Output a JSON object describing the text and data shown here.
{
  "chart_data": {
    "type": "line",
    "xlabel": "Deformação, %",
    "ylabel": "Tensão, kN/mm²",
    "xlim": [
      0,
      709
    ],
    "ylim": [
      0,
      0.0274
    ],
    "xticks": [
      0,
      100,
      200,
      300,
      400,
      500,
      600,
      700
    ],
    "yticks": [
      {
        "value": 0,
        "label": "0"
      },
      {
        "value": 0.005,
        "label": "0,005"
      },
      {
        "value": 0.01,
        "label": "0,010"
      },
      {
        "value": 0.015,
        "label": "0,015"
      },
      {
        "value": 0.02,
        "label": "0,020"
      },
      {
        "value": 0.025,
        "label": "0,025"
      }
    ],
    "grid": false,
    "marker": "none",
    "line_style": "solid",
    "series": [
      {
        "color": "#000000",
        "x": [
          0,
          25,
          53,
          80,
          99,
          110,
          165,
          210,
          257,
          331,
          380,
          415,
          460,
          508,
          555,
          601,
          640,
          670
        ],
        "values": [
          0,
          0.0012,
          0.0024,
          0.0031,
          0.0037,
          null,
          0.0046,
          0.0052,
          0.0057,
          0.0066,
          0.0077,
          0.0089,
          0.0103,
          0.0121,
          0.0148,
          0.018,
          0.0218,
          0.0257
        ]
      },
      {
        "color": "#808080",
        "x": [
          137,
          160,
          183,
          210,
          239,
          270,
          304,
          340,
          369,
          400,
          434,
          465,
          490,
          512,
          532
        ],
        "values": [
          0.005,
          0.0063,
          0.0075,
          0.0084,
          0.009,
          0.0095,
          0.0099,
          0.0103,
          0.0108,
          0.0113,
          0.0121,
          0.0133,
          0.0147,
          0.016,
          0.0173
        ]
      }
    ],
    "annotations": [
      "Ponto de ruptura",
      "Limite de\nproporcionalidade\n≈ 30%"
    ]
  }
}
::::::
REQUIRED WORK: Repeat every record, exactly as written.

SOLUTION TO THIS EXERCISE:
Output a JSON object describing the text and data shown here.
{
  "chart_data": {
    "type": "line",
    "xlabel": "Deformação, %",
    "ylabel": "Tensão, kN/mm²",
    "xlim": [
      0,
      709
    ],
    "ylim": [
      0,
      0.0274
    ],
    "xticks": [
      0,
      100,
      200,
      300,
      400,
      500,
      600,
      700
    ],
    "yticks": [
      {
        "value": 0,
        "label": "0"
      },
      {
        "value": 0.005,
        "label": "0,005"
      },
      {
        "value": 0.01,
        "label": "0,010"
      },
      {
        "value": 0.015,
        "label": "0,015"
      },
      {
        "value": 0.02,
        "label": "0,020"
      },
      {
        "value": 0.025,
        "label": "0,025"
      }
    ],
    "grid": false,
    "marker": "none",
    "line_style": "solid",
    "series": [
      {
        "color": "#000000",
        "x": [
          0,
          25,
          53,
          80,
          99,
          110,
          165,
          210,
          257,
          331,
          380,
          415,
          460,
          508,
          555,
          601,
          640,
          670
        ],
        "values": [
          0,
          0.0012,
          0.0024,
          0.0031,
          0.0037,
          null,
          0.0046,
          0.0052,
          0.0057,
          0.0066,
          0.0077,
          0.0089,
          0.0103,
          0.0121,
          0.0148,
          0.018,
          0.0218,
          0.0257
        ]
      },
      {
        "color": "#808080",
        "x": [
          137,
          160,
          183,
          210,
          239,
          270,
          304,
          340,
          369,
          400,
          434,
          465,
          490,
          512,
          532
        ],
        "values": [
          0.005,
          0.0063,
          0.0075,
          0.0084,
          0.009,
          0.0095,
          0.0099,
          0.0103,
          0.0108,
          0.0113,
          0.0121,
          0.0133,
          0.0147,
          0.016,
          0.0173
        ]
      }
    ],
    "annotations": [
      "Ponto de ruptura",
      "Limite de\nproporcionalidade\n≈ 30%"
    ]
  }
}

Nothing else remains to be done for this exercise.